# GOAL
All lines in the data bearing the string "this" should be identified and copied.

Data records
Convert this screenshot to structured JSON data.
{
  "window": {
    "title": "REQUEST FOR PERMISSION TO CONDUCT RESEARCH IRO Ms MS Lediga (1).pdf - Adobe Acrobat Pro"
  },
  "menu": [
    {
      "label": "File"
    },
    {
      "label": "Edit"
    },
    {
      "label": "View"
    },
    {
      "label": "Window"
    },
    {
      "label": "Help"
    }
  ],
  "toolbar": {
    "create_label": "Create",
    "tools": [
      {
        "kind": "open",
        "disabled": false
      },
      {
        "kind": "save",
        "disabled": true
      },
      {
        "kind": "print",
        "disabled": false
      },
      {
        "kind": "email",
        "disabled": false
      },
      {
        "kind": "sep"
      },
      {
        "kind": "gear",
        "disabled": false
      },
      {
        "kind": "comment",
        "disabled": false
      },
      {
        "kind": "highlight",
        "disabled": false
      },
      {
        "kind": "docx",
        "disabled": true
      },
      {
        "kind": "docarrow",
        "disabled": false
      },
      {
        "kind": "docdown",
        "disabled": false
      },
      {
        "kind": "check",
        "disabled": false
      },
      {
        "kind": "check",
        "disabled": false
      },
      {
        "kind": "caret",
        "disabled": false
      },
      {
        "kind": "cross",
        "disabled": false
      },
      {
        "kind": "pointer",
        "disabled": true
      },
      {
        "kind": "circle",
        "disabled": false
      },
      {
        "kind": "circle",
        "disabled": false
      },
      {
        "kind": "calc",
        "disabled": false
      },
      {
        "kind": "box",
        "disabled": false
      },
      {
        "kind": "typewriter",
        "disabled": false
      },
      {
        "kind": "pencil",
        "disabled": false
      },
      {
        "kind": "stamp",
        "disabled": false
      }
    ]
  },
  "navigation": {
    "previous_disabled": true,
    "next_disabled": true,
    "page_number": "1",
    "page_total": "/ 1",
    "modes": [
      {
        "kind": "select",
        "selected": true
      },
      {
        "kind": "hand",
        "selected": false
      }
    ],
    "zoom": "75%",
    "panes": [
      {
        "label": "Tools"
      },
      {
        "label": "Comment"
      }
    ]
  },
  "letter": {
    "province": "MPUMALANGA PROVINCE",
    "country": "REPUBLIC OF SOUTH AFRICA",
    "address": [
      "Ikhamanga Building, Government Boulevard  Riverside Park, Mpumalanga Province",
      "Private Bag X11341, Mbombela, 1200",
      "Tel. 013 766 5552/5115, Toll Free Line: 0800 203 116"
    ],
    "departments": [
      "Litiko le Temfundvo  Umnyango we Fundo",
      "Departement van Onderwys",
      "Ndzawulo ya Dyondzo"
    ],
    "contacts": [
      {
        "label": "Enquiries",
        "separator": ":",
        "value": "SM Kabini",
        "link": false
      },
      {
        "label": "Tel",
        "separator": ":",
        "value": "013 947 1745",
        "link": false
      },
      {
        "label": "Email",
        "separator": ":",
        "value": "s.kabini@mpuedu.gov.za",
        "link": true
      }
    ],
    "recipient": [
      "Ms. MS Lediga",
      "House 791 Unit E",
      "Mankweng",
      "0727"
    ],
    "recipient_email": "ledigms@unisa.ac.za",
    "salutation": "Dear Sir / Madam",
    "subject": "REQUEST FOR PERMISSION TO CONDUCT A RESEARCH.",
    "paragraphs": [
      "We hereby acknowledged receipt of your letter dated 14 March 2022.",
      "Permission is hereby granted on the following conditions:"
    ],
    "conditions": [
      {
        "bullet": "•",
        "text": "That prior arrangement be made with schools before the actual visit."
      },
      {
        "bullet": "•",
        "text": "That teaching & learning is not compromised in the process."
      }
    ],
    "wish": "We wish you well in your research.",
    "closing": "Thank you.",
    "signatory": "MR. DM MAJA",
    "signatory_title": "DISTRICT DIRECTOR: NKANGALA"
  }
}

==

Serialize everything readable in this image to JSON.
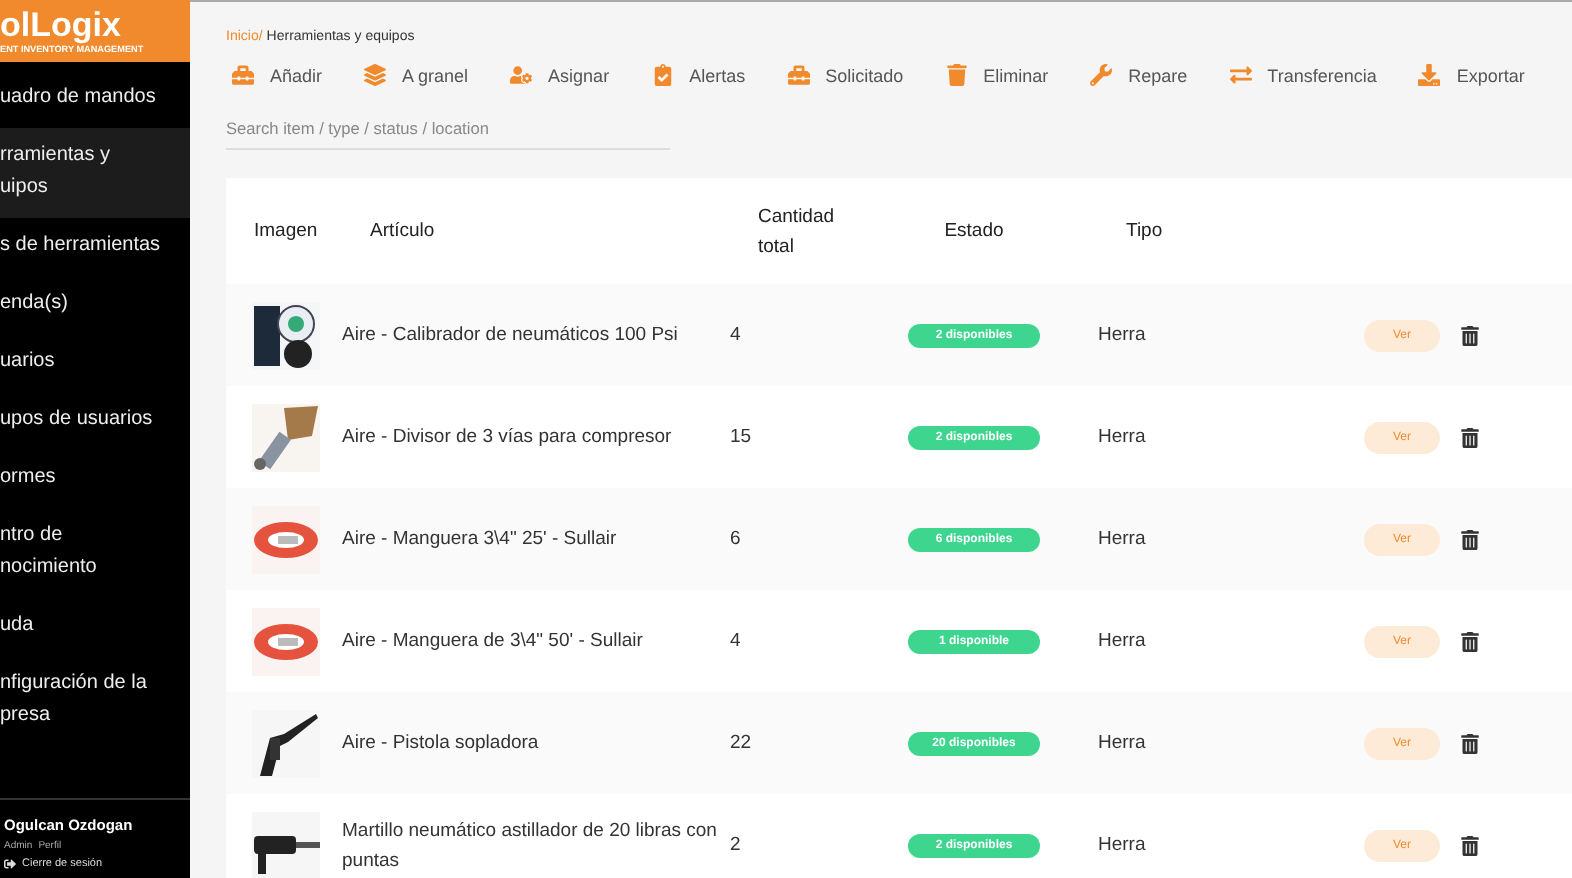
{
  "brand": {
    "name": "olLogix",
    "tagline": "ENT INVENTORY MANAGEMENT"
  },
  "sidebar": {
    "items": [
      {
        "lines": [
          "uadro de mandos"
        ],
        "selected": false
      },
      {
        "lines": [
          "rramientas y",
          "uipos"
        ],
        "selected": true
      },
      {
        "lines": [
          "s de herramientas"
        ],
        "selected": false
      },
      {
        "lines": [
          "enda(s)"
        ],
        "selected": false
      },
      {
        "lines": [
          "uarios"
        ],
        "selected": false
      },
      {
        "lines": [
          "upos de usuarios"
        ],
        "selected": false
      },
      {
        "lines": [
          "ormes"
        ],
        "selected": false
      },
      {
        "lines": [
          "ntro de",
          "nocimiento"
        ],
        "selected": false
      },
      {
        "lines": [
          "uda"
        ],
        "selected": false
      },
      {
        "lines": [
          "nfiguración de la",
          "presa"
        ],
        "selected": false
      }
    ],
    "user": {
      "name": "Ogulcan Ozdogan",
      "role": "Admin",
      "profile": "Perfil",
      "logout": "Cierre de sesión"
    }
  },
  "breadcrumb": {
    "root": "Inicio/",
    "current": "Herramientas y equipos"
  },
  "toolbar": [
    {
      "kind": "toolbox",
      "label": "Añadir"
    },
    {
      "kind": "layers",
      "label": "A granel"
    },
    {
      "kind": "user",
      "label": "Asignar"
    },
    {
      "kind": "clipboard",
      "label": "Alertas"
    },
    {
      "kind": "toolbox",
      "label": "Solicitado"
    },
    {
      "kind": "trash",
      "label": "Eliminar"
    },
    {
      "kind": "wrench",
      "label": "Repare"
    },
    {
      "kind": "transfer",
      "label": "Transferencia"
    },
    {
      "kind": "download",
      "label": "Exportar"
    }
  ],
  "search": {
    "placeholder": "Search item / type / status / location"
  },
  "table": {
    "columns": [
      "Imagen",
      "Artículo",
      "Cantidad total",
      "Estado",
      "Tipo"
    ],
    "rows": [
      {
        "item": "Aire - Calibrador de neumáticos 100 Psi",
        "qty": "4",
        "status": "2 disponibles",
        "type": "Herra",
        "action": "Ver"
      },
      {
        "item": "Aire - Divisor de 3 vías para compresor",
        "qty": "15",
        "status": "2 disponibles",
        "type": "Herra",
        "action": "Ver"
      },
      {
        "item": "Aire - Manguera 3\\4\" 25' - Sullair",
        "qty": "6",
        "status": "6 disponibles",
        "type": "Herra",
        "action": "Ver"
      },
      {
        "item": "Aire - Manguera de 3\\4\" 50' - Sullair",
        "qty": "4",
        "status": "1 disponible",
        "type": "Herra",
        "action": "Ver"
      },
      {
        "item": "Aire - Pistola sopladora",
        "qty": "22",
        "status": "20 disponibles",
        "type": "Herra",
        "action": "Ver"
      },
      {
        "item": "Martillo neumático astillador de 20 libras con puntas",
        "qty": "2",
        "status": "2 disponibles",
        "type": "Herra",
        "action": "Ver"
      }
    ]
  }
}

# THE REPLY
Convert this screenshot to structured JSON data.
Serialize everything readable in this image to JSON.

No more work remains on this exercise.